**DATA SHOWN**
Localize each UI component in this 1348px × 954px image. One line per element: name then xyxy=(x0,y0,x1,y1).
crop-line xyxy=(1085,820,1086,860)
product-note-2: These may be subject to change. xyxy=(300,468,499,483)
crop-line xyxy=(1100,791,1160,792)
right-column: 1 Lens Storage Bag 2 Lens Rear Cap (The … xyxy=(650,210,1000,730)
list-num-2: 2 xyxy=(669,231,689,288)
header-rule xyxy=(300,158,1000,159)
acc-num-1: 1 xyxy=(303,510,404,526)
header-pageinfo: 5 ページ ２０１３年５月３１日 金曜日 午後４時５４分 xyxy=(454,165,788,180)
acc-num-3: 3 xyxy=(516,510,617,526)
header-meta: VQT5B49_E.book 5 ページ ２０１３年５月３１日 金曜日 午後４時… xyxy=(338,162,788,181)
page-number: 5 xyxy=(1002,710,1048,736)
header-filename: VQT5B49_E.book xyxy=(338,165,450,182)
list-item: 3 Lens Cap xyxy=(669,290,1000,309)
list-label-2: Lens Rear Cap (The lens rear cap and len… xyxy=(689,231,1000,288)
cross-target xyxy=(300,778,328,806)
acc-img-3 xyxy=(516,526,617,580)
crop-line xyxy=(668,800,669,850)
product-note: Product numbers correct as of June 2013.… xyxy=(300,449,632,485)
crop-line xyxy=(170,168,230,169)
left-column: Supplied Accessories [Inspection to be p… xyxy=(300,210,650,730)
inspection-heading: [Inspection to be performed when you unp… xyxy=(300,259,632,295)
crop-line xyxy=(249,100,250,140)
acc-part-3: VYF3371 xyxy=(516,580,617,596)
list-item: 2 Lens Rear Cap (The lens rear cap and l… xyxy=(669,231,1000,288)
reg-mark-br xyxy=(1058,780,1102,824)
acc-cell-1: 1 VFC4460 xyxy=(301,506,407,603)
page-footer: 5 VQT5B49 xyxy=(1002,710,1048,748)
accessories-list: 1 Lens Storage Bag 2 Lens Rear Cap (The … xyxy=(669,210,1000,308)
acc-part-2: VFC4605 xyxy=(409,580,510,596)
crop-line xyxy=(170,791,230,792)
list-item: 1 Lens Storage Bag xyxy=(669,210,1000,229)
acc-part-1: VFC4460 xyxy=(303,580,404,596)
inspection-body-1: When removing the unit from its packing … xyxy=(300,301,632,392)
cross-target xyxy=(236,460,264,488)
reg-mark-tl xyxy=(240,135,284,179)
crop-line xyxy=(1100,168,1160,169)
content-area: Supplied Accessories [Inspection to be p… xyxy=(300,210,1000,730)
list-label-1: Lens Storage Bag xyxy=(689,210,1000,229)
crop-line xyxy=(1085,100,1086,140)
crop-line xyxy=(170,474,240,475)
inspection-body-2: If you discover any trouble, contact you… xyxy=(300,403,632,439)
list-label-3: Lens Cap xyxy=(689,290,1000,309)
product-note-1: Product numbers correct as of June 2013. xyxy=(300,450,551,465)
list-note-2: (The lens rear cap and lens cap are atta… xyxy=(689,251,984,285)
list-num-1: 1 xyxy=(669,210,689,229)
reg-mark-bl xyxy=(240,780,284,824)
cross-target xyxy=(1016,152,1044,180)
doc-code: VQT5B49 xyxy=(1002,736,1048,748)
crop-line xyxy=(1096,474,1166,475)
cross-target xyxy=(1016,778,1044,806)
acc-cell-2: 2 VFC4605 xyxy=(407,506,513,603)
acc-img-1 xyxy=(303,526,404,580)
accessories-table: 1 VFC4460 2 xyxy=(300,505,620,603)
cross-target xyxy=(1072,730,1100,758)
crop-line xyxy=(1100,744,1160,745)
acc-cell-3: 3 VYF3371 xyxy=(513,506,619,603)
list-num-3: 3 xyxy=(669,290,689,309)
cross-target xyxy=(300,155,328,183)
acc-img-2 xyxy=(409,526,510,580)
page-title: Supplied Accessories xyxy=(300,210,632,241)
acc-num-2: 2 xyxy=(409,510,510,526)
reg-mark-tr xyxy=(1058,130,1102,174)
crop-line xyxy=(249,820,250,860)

**TASK OBJECTIVE**
Gather every line of the records above that contains the string "item" and copy each of those lines in full. Case counts when matching.

**SOLUTION FOR THIS EXERCISE**
list-item: 3 Lens Cap xyxy=(669,290,1000,309)
list-item: 2 Lens Rear Cap (The lens rear cap and l… xyxy=(669,231,1000,288)
list-item: 1 Lens Storage Bag xyxy=(669,210,1000,229)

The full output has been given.